What you have to do.
Print out each record below, unaltered and complete, without its images.

>>>>>

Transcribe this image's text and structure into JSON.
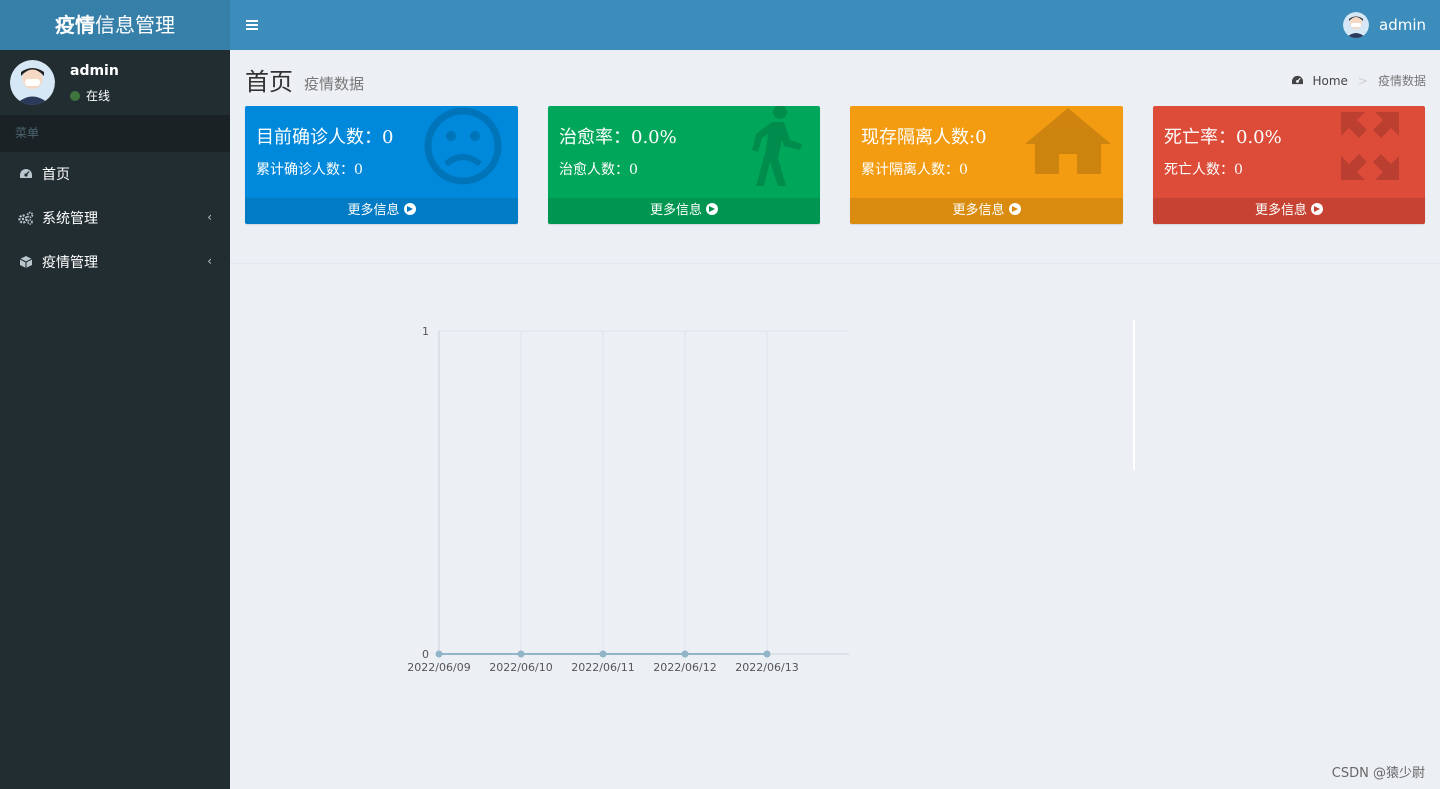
{
  "header": {
    "logo_bold": "疫情",
    "logo_rest": "信息管理",
    "user_name": "admin"
  },
  "sidebar": {
    "user_name": "admin",
    "status": "在线",
    "menu_header": "菜单",
    "items": [
      {
        "label": "首页",
        "icon": "dashboard-icon"
      },
      {
        "label": "系统管理",
        "icon": "gears-icon"
      },
      {
        "label": "疫情管理",
        "icon": "cube-icon"
      }
    ]
  },
  "content": {
    "title": "首页",
    "subtitle": "疫情数据",
    "breadcrumb": {
      "home": "Home",
      "current": "疫情数据"
    }
  },
  "cards": [
    {
      "title": "目前确诊人数：0",
      "sub": "累计确诊人数：0",
      "more": "更多信息",
      "color": "#0089db",
      "icon": "frown-icon"
    },
    {
      "title": "治愈率：0.0%",
      "sub": "治愈人数：0",
      "more": "更多信息",
      "color": "#00a65a",
      "icon": "walking-person-icon"
    },
    {
      "title": "现存隔离人数:0",
      "sub": "累计隔离人数：0",
      "more": "更多信息",
      "color": "#f39c12",
      "icon": "home-icon"
    },
    {
      "title": "死亡率：0.0%",
      "sub": "死亡人数：0",
      "more": "更多信息",
      "color": "#dd4b39",
      "icon": "expand-arrows-icon"
    }
  ],
  "chart_data": {
    "type": "line",
    "categories": [
      "2022/06/09",
      "2022/06/10",
      "2022/06/11",
      "2022/06/12",
      "2022/06/13"
    ],
    "series": [
      {
        "values": [
          0,
          0,
          0,
          0,
          0
        ],
        "color": "#91b4c8"
      }
    ],
    "ylim": [
      0,
      1
    ],
    "yticks": [
      "0",
      "1"
    ],
    "grid": true
  },
  "watermark": "CSDN @猿少尉"
}
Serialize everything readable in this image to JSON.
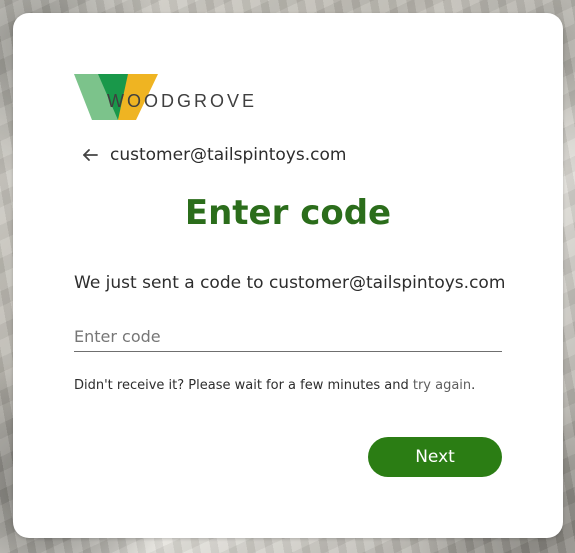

<<<<<

Problem solution.
Transcribe this image's text and structure into JSON.
{
  "header": {
    "logo_bold": "疫情",
    "logo_rest": "信息管理",
    "user_name": "admin"
  },
  "sidebar": {
    "user_name": "admin",
    "status": "在线",
    "menu_header": "菜单",
    "items": [
      {
        "label": "首页",
        "icon": "dashboard-icon"
      },
      {
        "label": "系统管理",
        "icon": "gears-icon"
      },
      {
        "label": "疫情管理",
        "icon": "cube-icon"
      }
    ]
  },
  "content": {
    "title": "首页",
    "subtitle": "疫情数据",
    "breadcrumb": {
      "home": "Home",
      "current": "疫情数据"
    }
  },
  "cards": [
    {
      "title": "目前确诊人数：0",
      "sub": "累计确诊人数：0",
      "more": "更多信息",
      "color": "#0089db",
      "icon": "frown-icon"
    },
    {
      "title": "治愈率：0.0%",
      "sub": "治愈人数：0",
      "more": "更多信息",
      "color": "#00a65a",
      "icon": "walking-person-icon"
    },
    {
      "title": "现存隔离人数:0",
      "sub": "累计隔离人数：0",
      "more": "更多信息",
      "color": "#f39c12",
      "icon": "home-icon"
    },
    {
      "title": "死亡率：0.0%",
      "sub": "死亡人数：0",
      "more": "更多信息",
      "color": "#dd4b39",
      "icon": "expand-arrows-icon"
    }
  ],
  "chart_data": {
    "type": "line",
    "categories": [
      "2022/06/09",
      "2022/06/10",
      "2022/06/11",
      "2022/06/12",
      "2022/06/13"
    ],
    "series": [
      {
        "values": [
          0,
          0,
          0,
          0,
          0
        ],
        "color": "#91b4c8"
      }
    ],
    "ylim": [
      0,
      1
    ],
    "yticks": [
      "0",
      "1"
    ],
    "grid": true
  },
  "watermark": "CSDN @猿少尉"
}
Serialize everything readable in this image to JSON.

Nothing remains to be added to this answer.